• _What the task requires_
Repeat the records below exactly, leaving out every picture.

begin

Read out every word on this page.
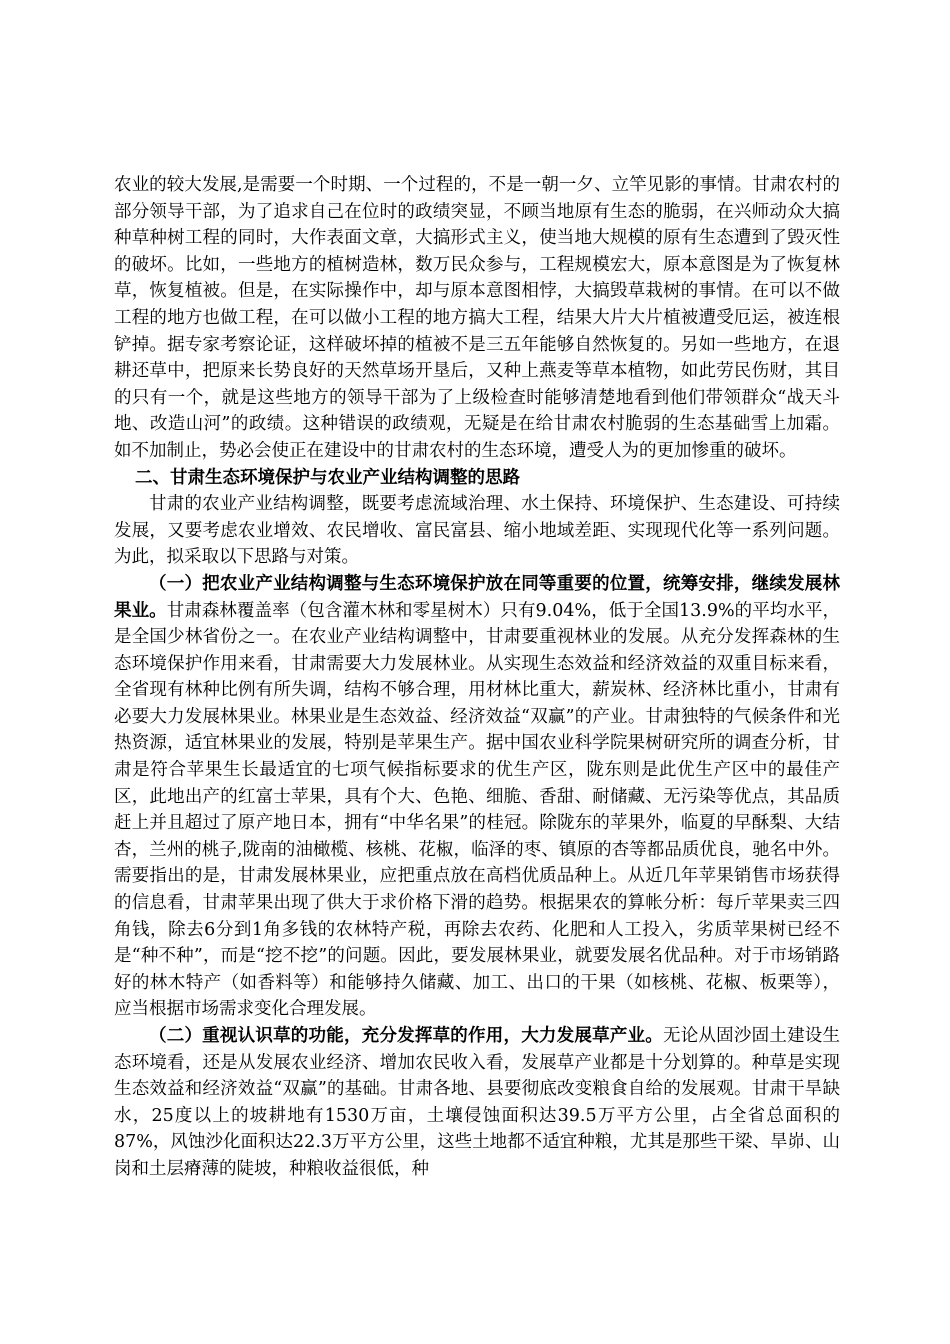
农业的较大发展,是需要一个时期、一个过程的，不是一朝一夕、立竿见影的事情。甘肃农村的部分领导干部，为了追求自己在位时的政绩突显，不顾当地原有生态的脆弱，在兴师动众大搞种草种树工程的同时，大作表面文章，大搞形式主义，使当地大规模的原有生态遭到了毁灭性的破坏。比如，一些地方的植树造林，数万民众参与，工程规模宏大，原本意图是为了恢复林草，恢复植被。但是，在实际操作中，却与原本意图相悖，大搞毁草栽树的事情。在可以不做工程的地方也做工程，在可以做小工程的地方搞大工程，结果大片大片植被遭受厄运，被连根铲掉。据专家考察论证，这样破坏掉的植被不是三五年能够自然恢复的。另如一些地方，在退耕还草中，把原来长势良好的天然草场开垦后，又种上燕麦等草本植物，如此劳民伤财，其目的只有一个，就是这些地方的领导干部为了上级检查时能够清楚地看到他们带领群众“战天斗地、改造山河”的政绩。这种错误的政绩观，无疑是在给甘肃农村脆弱的生态基础雪上加霜。如不加制止，势必会使正在建设中的甘肃农村的生态环境，遭受人为的更加惨重的破坏。

二、甘肃生态环境保护与农业产业结构调整的思路

甘肃的农业产业结构调整，既要考虑流域治理、水土保持、环境保护、生态建设、可持续发展，又要考虑农业增效、农民增收、富民富县、缩小地域差距、实现现代化等一系列问题。为此，拟采取以下思路与对策。

（一）把农业产业结构调整与生态环境保护放在同等重要的位置，统筹安排，继续发展林果业。甘肃森林覆盖率（包含灌木林和零星树木）只有9.04%，低于全国13.9%的平均水平，是全国少林省份之一。在农业产业结构调整中，甘肃要重视林业的发展。从充分发挥森林的生态环境保护作用来看，甘肃需要大力发展林业。从实现生态效益和经济效益的双重目标来看，全省现有林种比例有所失调，结构不够合理，用材林比重大，薪炭林、经济林比重小，甘肃有必要大力发展林果业。林果业是生态效益、经济效益“双赢”的产业。甘肃独特的气候条件和光热资源，适宜林果业的发展，特别是苹果生产。据中国农业科学院果树研究所的调查分析，甘肃是符合苹果生长最适宜的七项气候指标要求的优生产区，陇东则是此优生产区中的最佳产区，此地出产的红富士苹果，具有个大、色艳、细脆、香甜、耐储藏、无污染等优点，其品质赶上并且超过了原产地日本，拥有“中华名果”的桂冠。除陇东的苹果外，临夏的早酥梨、大结杏，兰州的桃子,陇南的油橄榄、核桃、花椒，临泽的枣、镇原的杏等都品质优良，驰名中外。需要指出的是，甘肃发展林果业，应把重点放在高档优质品种上。从近几年苹果销售市场获得的信息看，甘肃苹果出现了供大于求价格下滑的趋势。根据果农的算帐分析：每斤苹果卖三四角钱，除去6分到1角多钱的农林特产税，再除去农药、化肥和人工投入，劣质苹果树已经不是“种不种”，而是“挖不挖”的问题。因此，要发展林果业，就要发展名优品种。对于市场销路好的林木特产（如香料等）和能够持久储藏、加工、出口的干果（如核桃、花椒、板栗等），应当根据市场需求变化合理发展。

（二）重视认识草的功能，充分发挥草的作用，大力发展草产业。无论从固沙固土建设生态环境看，还是从发展农业经济、增加农民收入看，发展草产业都是十分划算的。种草是实现生态效益和经济效益“双赢”的基础。甘肃各地、县要彻底改变粮食自给的发展观。甘肃干旱缺水，25度以上的坡耕地有1530万亩，土壤侵蚀面积达39.5万平方公里，占全省总面积的87%，风蚀沙化面积达22.3万平方公里，这些土地都不适宜种粮，尤其是那些干梁、旱峁、山岗和土层瘠薄的陡坡，种粮收益很低，种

end

• _Result_
Read out every word on this page.
农业的较大发展,是需要一个时期、一个过程的，不是一朝一夕、立竿见影的事情。甘肃农村的部分领导干部，为了追求自己在位时的政绩突显，不顾当地原有生态的脆弱，在兴师动众大搞种草种树工程的同时，大作表面文章，大搞形式主义，使当地大规模的原有生态遭到了毁灭性的破坏。比如，一些地方的植树造林，数万民众参与，工程规模宏大，原本意图是为了恢复林草，恢复植被。但是，在实际操作中，却与原本意图相悖，大搞毁草栽树的事情。在可以不做工程的地方也做工程，在可以做小工程的地方搞大工程，结果大片大片植被遭受厄运，被连根铲掉。据专家考察论证，这样破坏掉的植被不是三五年能够自然恢复的。另如一些地方，在退耕还草中，把原来长势良好的天然草场开垦后，又种上燕麦等草本植物，如此劳民伤财，其目的只有一个，就是这些地方的领导干部为了上级检查时能够清楚地看到他们带领群众“战天斗地、改造山河”的政绩。这种错误的政绩观，无疑是在给甘肃农村脆弱的生态基础雪上加霜。如不加制止，势必会使正在建设中的甘肃农村的生态环境，遭受人为的更加惨重的破坏。

二、甘肃生态环境保护与农业产业结构调整的思路

甘肃的农业产业结构调整，既要考虑流域治理、水土保持、环境保护、生态建设、可持续发展，又要考虑农业增效、农民增收、富民富县、缩小地域差距、实现现代化等一系列问题。为此，拟采取以下思路与对策。

（一）把农业产业结构调整与生态环境保护放在同等重要的位置，统筹安排，继续发展林果业。甘肃森林覆盖率（包含灌木林和零星树木）只有9.04%，低于全国13.9%的平均水平，是全国少林省份之一。在农业产业结构调整中，甘肃要重视林业的发展。从充分发挥森林的生态环境保护作用来看，甘肃需要大力发展林业。从实现生态效益和经济效益的双重目标来看，全省现有林种比例有所失调，结构不够合理，用材林比重大，薪炭林、经济林比重小，甘肃有必要大力发展林果业。林果业是生态效益、经济效益“双赢”的产业。甘肃独特的气候条件和光热资源，适宜林果业的发展，特别是苹果生产。据中国农业科学院果树研究所的调查分析，甘肃是符合苹果生长最适宜的七项气候指标要求的优生产区，陇东则是此优生产区中的最佳产区，此地出产的红富士苹果，具有个大、色艳、细脆、香甜、耐储藏、无污染等优点，其品质赶上并且超过了原产地日本，拥有“中华名果”的桂冠。除陇东的苹果外，临夏的早酥梨、大结杏，兰州的桃子,陇南的油橄榄、核桃、花椒，临泽的枣、镇原的杏等都品质优良，驰名中外。需要指出的是，甘肃发展林果业，应把重点放在高档优质品种上。从近几年苹果销售市场获得的信息看，甘肃苹果出现了供大于求价格下滑的趋势。根据果农的算帐分析：每斤苹果卖三四角钱，除去6分到1角多钱的农林特产税，再除去农药、化肥和人工投入，劣质苹果树已经不是“种不种”，而是“挖不挖”的问题。因此，要发展林果业，就要发展名优品种。对于市场销路好的林木特产（如香料等）和能够持久储藏、加工、出口的干果（如核桃、花椒、板栗等），应当根据市场需求变化合理发展。

（二）重视认识草的功能，充分发挥草的作用，大力发展草产业。无论从固沙固土建设生态环境看，还是从发展农业经济、增加农民收入看，发展草产业都是十分划算的。种草是实现生态效益和经济效益“双赢”的基础。甘肃各地、县要彻底改变粮食自给的发展观。甘肃干旱缺水，25度以上的坡耕地有1530万亩，土壤侵蚀面积达39.5万平方公里，占全省总面积的87%，风蚀沙化面积达22.3万平方公里，这些土地都不适宜种粮，尤其是那些干梁、旱峁、山岗和土层瘠薄的陡坡，种粮收益很低，种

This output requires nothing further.